§ Exercise requirements:
Can the data below be echoed back word for word?

┌─ Source material

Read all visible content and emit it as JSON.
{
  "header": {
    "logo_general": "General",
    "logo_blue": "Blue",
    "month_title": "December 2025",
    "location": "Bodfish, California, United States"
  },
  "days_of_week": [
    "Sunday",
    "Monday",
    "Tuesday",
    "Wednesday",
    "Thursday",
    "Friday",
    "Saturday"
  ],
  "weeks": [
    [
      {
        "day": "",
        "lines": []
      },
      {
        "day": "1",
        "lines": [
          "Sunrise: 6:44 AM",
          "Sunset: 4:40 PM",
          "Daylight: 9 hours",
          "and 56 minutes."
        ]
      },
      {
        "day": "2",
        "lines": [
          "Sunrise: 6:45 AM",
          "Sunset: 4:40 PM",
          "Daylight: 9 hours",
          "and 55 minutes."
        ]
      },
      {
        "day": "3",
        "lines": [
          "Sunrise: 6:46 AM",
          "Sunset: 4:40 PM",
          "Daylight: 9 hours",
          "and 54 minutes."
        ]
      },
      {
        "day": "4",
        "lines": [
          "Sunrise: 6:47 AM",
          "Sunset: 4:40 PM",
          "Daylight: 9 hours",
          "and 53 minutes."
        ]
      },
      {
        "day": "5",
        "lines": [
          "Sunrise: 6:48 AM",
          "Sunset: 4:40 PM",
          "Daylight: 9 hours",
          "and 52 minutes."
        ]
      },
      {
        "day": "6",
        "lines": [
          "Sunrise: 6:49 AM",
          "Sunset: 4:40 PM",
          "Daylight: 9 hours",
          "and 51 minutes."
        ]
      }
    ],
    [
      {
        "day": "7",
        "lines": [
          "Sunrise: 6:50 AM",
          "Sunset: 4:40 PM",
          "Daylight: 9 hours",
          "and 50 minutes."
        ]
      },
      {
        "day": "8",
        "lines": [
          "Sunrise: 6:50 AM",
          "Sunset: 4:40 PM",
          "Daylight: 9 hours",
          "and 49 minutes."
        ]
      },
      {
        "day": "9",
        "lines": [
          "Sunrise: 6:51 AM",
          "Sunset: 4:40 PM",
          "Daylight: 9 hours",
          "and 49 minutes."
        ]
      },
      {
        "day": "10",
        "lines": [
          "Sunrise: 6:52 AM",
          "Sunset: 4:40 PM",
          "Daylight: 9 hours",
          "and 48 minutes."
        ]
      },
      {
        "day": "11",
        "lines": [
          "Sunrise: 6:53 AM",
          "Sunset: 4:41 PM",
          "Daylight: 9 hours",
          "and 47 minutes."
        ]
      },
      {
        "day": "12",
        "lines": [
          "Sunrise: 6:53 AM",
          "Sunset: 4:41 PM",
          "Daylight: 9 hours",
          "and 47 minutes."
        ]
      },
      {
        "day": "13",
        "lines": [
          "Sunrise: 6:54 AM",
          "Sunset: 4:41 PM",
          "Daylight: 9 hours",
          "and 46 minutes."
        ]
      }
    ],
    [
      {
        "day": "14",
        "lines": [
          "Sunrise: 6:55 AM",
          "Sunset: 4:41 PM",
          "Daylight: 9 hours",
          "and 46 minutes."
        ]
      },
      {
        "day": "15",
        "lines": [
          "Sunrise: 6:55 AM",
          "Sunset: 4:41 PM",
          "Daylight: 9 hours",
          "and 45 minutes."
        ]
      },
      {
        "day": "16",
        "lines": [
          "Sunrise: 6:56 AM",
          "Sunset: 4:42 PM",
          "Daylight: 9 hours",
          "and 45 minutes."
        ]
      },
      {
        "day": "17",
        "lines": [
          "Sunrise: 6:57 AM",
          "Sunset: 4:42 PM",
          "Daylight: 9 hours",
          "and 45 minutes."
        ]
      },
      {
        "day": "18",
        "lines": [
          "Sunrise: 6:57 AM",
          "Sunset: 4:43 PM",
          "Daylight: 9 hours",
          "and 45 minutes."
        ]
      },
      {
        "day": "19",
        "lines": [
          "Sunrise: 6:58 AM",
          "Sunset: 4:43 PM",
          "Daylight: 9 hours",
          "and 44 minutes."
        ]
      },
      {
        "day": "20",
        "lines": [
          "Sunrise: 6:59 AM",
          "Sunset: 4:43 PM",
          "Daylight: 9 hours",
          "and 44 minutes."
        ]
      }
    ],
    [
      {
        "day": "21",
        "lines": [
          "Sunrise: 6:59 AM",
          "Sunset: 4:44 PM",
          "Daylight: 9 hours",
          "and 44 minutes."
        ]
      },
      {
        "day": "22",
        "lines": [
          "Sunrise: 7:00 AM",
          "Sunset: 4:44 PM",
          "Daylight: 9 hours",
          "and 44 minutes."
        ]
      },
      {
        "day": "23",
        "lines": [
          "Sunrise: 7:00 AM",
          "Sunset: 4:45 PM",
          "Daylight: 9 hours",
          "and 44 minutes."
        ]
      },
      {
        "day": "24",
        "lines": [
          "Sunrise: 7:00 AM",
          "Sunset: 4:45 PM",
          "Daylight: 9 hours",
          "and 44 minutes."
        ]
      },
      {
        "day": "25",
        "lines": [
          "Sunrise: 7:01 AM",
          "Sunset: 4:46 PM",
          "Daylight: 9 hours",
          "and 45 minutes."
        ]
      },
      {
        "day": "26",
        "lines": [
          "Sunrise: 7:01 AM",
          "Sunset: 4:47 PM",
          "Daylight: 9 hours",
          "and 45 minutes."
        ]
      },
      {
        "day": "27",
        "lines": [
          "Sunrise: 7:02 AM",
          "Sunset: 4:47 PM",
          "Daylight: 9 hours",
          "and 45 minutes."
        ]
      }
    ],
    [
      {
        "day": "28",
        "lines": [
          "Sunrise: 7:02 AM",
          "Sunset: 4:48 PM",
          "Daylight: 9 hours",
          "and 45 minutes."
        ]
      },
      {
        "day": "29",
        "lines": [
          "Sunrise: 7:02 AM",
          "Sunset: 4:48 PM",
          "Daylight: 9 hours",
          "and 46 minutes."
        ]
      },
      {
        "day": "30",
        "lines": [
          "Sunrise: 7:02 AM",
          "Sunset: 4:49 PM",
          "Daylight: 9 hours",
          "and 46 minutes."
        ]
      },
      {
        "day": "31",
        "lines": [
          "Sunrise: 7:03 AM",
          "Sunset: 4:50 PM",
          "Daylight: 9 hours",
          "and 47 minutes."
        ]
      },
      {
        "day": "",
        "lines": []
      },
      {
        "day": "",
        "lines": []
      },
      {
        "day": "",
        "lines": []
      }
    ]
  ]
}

└─

§ Task answer:
Read all visible content and emit it as JSON.
{
  "header": {
    "logo_general": "General",
    "logo_blue": "Blue",
    "month_title": "December 2025",
    "location": "Bodfish, California, United States"
  },
  "days_of_week": [
    "Sunday",
    "Monday",
    "Tuesday",
    "Wednesday",
    "Thursday",
    "Friday",
    "Saturday"
  ],
  "weeks": [
    [
      {
        "day": "",
        "lines": []
      },
      {
        "day": "1",
        "lines": [
          "Sunrise: 6:44 AM",
          "Sunset: 4:40 PM",
          "Daylight: 9 hours",
          "and 56 minutes."
        ]
      },
      {
        "day": "2",
        "lines": [
          "Sunrise: 6:45 AM",
          "Sunset: 4:40 PM",
          "Daylight: 9 hours",
          "and 55 minutes."
        ]
      },
      {
        "day": "3",
        "lines": [
          "Sunrise: 6:46 AM",
          "Sunset: 4:40 PM",
          "Daylight: 9 hours",
          "and 54 minutes."
        ]
      },
      {
        "day": "4",
        "lines": [
          "Sunrise: 6:47 AM",
          "Sunset: 4:40 PM",
          "Daylight: 9 hours",
          "and 53 minutes."
        ]
      },
      {
        "day": "5",
        "lines": [
          "Sunrise: 6:48 AM",
          "Sunset: 4:40 PM",
          "Daylight: 9 hours",
          "and 52 minutes."
        ]
      },
      {
        "day": "6",
        "lines": [
          "Sunrise: 6:49 AM",
          "Sunset: 4:40 PM",
          "Daylight: 9 hours",
          "and 51 minutes."
        ]
      }
    ],
    [
      {
        "day": "7",
        "lines": [
          "Sunrise: 6:50 AM",
          "Sunset: 4:40 PM",
          "Daylight: 9 hours",
          "and 50 minutes."
        ]
      },
      {
        "day": "8",
        "lines": [
          "Sunrise: 6:50 AM",
          "Sunset: 4:40 PM",
          "Daylight: 9 hours",
          "and 49 minutes."
        ]
      },
      {
        "day": "9",
        "lines": [
          "Sunrise: 6:51 AM",
          "Sunset: 4:40 PM",
          "Daylight: 9 hours",
          "and 49 minutes."
        ]
      },
      {
        "day": "10",
        "lines": [
          "Sunrise: 6:52 AM",
          "Sunset: 4:40 PM",
          "Daylight: 9 hours",
          "and 48 minutes."
        ]
      },
      {
        "day": "11",
        "lines": [
          "Sunrise: 6:53 AM",
          "Sunset: 4:41 PM",
          "Daylight: 9 hours",
          "and 47 minutes."
        ]
      },
      {
        "day": "12",
        "lines": [
          "Sunrise: 6:53 AM",
          "Sunset: 4:41 PM",
          "Daylight: 9 hours",
          "and 47 minutes."
        ]
      },
      {
        "day": "13",
        "lines": [
          "Sunrise: 6:54 AM",
          "Sunset: 4:41 PM",
          "Daylight: 9 hours",
          "and 46 minutes."
        ]
      }
    ],
    [
      {
        "day": "14",
        "lines": [
          "Sunrise: 6:55 AM",
          "Sunset: 4:41 PM",
          "Daylight: 9 hours",
          "and 46 minutes."
        ]
      },
      {
        "day": "15",
        "lines": [
          "Sunrise: 6:55 AM",
          "Sunset: 4:41 PM",
          "Daylight: 9 hours",
          "and 45 minutes."
        ]
      },
      {
        "day": "16",
        "lines": [
          "Sunrise: 6:56 AM",
          "Sunset: 4:42 PM",
          "Daylight: 9 hours",
          "and 45 minutes."
        ]
      },
      {
        "day": "17",
        "lines": [
          "Sunrise: 6:57 AM",
          "Sunset: 4:42 PM",
          "Daylight: 9 hours",
          "and 45 minutes."
        ]
      },
      {
        "day": "18",
        "lines": [
          "Sunrise: 6:57 AM",
          "Sunset: 4:43 PM",
          "Daylight: 9 hours",
          "and 45 minutes."
        ]
      },
      {
        "day": "19",
        "lines": [
          "Sunrise: 6:58 AM",
          "Sunset: 4:43 PM",
          "Daylight: 9 hours",
          "and 44 minutes."
        ]
      },
      {
        "day": "20",
        "lines": [
          "Sunrise: 6:59 AM",
          "Sunset: 4:43 PM",
          "Daylight: 9 hours",
          "and 44 minutes."
        ]
      }
    ],
    [
      {
        "day": "21",
        "lines": [
          "Sunrise: 6:59 AM",
          "Sunset: 4:44 PM",
          "Daylight: 9 hours",
          "and 44 minutes."
        ]
      },
      {
        "day": "22",
        "lines": [
          "Sunrise: 7:00 AM",
          "Sunset: 4:44 PM",
          "Daylight: 9 hours",
          "and 44 minutes."
        ]
      },
      {
        "day": "23",
        "lines": [
          "Sunrise: 7:00 AM",
          "Sunset: 4:45 PM",
          "Daylight: 9 hours",
          "and 44 minutes."
        ]
      },
      {
        "day": "24",
        "lines": [
          "Sunrise: 7:00 AM",
          "Sunset: 4:45 PM",
          "Daylight: 9 hours",
          "and 44 minutes."
        ]
      },
      {
        "day": "25",
        "lines": [
          "Sunrise: 7:01 AM",
          "Sunset: 4:46 PM",
          "Daylight: 9 hours",
          "and 45 minutes."
        ]
      },
      {
        "day": "26",
        "lines": [
          "Sunrise: 7:01 AM",
          "Sunset: 4:47 PM",
          "Daylight: 9 hours",
          "and 45 minutes."
        ]
      },
      {
        "day": "27",
        "lines": [
          "Sunrise: 7:02 AM",
          "Sunset: 4:47 PM",
          "Daylight: 9 hours",
          "and 45 minutes."
        ]
      }
    ],
    [
      {
        "day": "28",
        "lines": [
          "Sunrise: 7:02 AM",
          "Sunset: 4:48 PM",
          "Daylight: 9 hours",
          "and 45 minutes."
        ]
      },
      {
        "day": "29",
        "lines": [
          "Sunrise: 7:02 AM",
          "Sunset: 4:48 PM",
          "Daylight: 9 hours",
          "and 46 minutes."
        ]
      },
      {
        "day": "30",
        "lines": [
          "Sunrise: 7:02 AM",
          "Sunset: 4:49 PM",
          "Daylight: 9 hours",
          "and 46 minutes."
        ]
      },
      {
        "day": "31",
        "lines": [
          "Sunrise: 7:03 AM",
          "Sunset: 4:50 PM",
          "Daylight: 9 hours",
          "and 47 minutes."
        ]
      },
      {
        "day": "",
        "lines": []
      },
      {
        "day": "",
        "lines": []
      },
      {
        "day": "",
        "lines": []
      }
    ]
  ]
}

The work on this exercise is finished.